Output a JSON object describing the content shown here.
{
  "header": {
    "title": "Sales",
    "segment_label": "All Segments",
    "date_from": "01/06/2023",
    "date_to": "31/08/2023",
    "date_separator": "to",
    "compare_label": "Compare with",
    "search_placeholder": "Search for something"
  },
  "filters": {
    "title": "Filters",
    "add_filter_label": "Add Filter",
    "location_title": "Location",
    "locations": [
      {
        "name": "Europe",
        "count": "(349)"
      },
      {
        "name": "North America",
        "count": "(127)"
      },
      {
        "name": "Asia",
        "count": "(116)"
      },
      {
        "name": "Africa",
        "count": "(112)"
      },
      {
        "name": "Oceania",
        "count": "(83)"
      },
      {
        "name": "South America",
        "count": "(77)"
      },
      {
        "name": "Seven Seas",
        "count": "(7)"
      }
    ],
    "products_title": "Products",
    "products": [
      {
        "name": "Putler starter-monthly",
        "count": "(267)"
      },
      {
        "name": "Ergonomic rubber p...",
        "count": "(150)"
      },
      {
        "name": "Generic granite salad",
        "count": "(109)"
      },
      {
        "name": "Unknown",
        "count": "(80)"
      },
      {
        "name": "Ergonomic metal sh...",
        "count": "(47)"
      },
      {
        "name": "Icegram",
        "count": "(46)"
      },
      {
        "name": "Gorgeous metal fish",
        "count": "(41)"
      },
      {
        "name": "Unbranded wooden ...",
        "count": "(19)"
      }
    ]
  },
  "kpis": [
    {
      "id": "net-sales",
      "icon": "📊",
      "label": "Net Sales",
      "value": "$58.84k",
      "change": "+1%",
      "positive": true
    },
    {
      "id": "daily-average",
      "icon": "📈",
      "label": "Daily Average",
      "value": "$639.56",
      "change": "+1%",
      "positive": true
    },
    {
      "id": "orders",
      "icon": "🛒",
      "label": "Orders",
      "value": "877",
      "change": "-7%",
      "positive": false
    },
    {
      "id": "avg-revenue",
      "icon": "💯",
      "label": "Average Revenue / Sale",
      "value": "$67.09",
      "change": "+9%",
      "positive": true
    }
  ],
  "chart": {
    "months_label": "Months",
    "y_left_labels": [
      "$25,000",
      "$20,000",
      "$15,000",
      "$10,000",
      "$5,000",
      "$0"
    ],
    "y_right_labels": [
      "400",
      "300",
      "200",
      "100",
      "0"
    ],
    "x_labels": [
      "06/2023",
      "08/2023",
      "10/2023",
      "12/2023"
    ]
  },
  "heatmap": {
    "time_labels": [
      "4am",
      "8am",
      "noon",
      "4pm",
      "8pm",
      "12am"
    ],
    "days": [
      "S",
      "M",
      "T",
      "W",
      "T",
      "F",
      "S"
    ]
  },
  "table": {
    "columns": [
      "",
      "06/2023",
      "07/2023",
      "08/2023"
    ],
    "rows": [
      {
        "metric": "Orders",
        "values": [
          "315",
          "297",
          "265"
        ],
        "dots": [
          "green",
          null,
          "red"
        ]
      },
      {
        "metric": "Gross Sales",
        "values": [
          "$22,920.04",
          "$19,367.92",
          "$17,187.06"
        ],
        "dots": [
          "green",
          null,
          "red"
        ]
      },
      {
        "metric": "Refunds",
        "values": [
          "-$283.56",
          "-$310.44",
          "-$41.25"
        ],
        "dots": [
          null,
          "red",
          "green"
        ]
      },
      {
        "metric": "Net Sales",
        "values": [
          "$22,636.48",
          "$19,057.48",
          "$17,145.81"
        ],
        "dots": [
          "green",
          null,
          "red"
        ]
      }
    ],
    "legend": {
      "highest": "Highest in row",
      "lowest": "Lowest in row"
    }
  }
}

************

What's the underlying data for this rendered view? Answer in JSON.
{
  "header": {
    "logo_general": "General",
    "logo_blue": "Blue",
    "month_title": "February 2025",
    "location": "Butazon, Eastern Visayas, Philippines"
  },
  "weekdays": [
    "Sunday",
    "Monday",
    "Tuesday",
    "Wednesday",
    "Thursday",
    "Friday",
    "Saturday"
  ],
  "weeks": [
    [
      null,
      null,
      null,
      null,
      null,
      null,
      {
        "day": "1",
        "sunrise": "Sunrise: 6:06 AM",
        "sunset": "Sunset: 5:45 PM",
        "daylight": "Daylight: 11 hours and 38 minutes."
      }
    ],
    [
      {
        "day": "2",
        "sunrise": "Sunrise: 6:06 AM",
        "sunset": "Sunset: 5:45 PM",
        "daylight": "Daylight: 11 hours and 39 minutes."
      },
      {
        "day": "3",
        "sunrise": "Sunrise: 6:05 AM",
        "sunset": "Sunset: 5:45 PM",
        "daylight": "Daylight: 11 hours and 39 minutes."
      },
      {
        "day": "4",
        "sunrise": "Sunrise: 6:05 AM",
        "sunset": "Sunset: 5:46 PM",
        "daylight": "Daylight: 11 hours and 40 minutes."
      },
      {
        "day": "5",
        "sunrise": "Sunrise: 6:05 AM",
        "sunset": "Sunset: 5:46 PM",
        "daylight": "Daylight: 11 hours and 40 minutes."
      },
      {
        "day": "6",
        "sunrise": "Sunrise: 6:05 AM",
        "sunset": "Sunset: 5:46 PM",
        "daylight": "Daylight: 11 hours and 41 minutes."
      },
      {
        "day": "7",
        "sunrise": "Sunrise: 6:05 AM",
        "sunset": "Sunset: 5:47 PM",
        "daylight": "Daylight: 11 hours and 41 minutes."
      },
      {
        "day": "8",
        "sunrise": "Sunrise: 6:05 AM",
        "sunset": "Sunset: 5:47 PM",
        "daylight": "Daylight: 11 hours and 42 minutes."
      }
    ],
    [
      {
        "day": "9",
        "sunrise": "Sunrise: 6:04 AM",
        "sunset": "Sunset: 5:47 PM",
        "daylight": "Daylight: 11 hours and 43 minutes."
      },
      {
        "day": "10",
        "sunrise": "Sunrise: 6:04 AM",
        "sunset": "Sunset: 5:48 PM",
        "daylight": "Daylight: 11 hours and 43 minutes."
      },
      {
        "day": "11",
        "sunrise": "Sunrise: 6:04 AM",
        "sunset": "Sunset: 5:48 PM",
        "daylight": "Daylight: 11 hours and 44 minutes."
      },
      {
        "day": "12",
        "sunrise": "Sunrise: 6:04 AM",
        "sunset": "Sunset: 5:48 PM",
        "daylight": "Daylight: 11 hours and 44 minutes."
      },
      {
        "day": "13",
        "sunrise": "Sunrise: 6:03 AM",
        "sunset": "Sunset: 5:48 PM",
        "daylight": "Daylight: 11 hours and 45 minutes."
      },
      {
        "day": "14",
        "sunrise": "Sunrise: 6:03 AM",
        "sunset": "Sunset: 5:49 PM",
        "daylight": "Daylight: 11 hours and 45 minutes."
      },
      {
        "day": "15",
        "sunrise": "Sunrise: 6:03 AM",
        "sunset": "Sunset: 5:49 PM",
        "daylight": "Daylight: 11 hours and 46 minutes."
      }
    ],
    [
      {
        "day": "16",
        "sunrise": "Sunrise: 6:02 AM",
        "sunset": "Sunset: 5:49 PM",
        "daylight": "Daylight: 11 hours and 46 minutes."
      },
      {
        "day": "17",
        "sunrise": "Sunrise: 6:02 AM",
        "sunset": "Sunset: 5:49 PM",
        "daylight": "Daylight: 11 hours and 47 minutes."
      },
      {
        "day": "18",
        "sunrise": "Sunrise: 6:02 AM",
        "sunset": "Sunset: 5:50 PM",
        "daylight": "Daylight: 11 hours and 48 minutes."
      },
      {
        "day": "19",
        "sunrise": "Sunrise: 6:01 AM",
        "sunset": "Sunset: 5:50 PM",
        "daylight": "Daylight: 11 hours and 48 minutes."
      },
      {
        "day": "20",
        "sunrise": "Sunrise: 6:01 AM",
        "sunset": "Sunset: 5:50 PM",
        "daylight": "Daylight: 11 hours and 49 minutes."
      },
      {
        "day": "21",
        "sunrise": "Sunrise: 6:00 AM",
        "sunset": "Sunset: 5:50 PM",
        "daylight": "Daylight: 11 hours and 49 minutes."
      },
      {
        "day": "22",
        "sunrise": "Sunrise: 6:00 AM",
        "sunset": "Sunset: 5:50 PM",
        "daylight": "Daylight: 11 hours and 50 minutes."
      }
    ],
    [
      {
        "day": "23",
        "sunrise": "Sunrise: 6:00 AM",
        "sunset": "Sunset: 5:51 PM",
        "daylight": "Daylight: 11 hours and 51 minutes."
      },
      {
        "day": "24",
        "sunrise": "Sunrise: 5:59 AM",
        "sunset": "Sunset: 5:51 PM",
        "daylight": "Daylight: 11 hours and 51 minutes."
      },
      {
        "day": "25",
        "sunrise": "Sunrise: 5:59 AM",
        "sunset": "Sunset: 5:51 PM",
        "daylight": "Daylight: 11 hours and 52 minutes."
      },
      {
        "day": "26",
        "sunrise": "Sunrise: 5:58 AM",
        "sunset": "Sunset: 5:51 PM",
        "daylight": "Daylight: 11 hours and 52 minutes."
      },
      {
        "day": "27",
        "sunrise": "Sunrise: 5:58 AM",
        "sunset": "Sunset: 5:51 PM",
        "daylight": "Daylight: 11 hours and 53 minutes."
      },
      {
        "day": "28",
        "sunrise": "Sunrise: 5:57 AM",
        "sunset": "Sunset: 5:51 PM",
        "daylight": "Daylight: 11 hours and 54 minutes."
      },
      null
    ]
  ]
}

************

Directions:
Pick out the lines containing the string "metal" and show them.

Solution:
        "name": "Ergonomic metal sh...",
        "name": "Gorgeous metal fish",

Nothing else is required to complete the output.